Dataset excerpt

start

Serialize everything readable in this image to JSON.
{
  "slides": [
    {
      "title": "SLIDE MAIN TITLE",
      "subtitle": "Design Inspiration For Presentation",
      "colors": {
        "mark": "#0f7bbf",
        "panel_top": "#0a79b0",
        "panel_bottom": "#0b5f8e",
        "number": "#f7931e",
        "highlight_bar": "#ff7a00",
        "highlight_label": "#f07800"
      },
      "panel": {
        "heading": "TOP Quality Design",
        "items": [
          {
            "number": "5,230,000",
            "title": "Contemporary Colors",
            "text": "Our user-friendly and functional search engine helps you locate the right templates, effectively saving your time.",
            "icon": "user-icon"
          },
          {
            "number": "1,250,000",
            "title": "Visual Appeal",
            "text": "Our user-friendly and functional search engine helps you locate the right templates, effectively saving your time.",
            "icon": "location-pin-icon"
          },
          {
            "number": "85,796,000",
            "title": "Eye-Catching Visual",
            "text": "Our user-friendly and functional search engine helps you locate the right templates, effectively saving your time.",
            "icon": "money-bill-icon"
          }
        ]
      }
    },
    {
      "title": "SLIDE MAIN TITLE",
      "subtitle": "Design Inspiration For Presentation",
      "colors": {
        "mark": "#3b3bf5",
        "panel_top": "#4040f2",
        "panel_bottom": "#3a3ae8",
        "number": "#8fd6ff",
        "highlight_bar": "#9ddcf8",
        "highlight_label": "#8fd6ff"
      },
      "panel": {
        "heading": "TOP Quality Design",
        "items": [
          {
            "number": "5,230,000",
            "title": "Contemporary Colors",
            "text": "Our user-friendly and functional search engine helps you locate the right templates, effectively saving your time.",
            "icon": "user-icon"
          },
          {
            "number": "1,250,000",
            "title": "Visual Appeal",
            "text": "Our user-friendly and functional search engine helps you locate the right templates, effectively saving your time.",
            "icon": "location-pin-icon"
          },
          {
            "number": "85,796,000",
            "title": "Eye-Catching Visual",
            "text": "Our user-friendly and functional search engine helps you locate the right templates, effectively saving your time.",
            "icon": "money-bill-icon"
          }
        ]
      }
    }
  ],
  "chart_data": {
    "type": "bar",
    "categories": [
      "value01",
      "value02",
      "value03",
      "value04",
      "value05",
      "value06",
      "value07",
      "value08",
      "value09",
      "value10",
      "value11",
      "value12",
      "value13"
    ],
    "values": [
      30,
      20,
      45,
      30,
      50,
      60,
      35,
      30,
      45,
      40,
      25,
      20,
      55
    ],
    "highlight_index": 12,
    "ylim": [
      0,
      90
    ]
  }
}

end

• _REQUIREMENT_: Copy all the lines, exactly.

• _TASK RESULT_:
Serialize everything readable in this image to JSON.
{
  "slides": [
    {
      "title": "SLIDE MAIN TITLE",
      "subtitle": "Design Inspiration For Presentation",
      "colors": {
        "mark": "#0f7bbf",
        "panel_top": "#0a79b0",
        "panel_bottom": "#0b5f8e",
        "number": "#f7931e",
        "highlight_bar": "#ff7a00",
        "highlight_label": "#f07800"
      },
      "panel": {
        "heading": "TOP Quality Design",
        "items": [
          {
            "number": "5,230,000",
            "title": "Contemporary Colors",
            "text": "Our user-friendly and functional search engine helps you locate the right templates, effectively saving your time.",
            "icon": "user-icon"
          },
          {
            "number": "1,250,000",
            "title": "Visual Appeal",
            "text": "Our user-friendly and functional search engine helps you locate the right templates, effectively saving your time.",
            "icon": "location-pin-icon"
          },
          {
            "number": "85,796,000",
            "title": "Eye-Catching Visual",
            "text": "Our user-friendly and functional search engine helps you locate the right templates, effectively saving your time.",
            "icon": "money-bill-icon"
          }
        ]
      }
    },
    {
      "title": "SLIDE MAIN TITLE",
      "subtitle": "Design Inspiration For Presentation",
      "colors": {
        "mark": "#3b3bf5",
        "panel_top": "#4040f2",
        "panel_bottom": "#3a3ae8",
        "number": "#8fd6ff",
        "highlight_bar": "#9ddcf8",
        "highlight_label": "#8fd6ff"
      },
      "panel": {
        "heading": "TOP Quality Design",
        "items": [
          {
            "number": "5,230,000",
            "title": "Contemporary Colors",
            "text": "Our user-friendly and functional search engine helps you locate the right templates, effectively saving your time.",
            "icon": "user-icon"
          },
          {
            "number": "1,250,000",
            "title": "Visual Appeal",
            "text": "Our user-friendly and functional search engine helps you locate the right templates, effectively saving your time.",
            "icon": "location-pin-icon"
          },
          {
            "number": "85,796,000",
            "title": "Eye-Catching Visual",
            "text": "Our user-friendly and functional search engine helps you locate the right templates, effectively saving your time.",
            "icon": "money-bill-icon"
          }
        ]
      }
    }
  ],
  "chart_data": {
    "type": "bar",
    "categories": [
      "value01",
      "value02",
      "value03",
      "value04",
      "value05",
      "value06",
      "value07",
      "value08",
      "value09",
      "value10",
      "value11",
      "value12",
      "value13"
    ],
    "values": [
      30,
      20,
      45,
      30,
      50,
      60,
      35,
      30,
      45,
      40,
      25,
      20,
      55
    ],
    "highlight_index": 12,
    "ylim": [
      0,
      90
    ]
  }
}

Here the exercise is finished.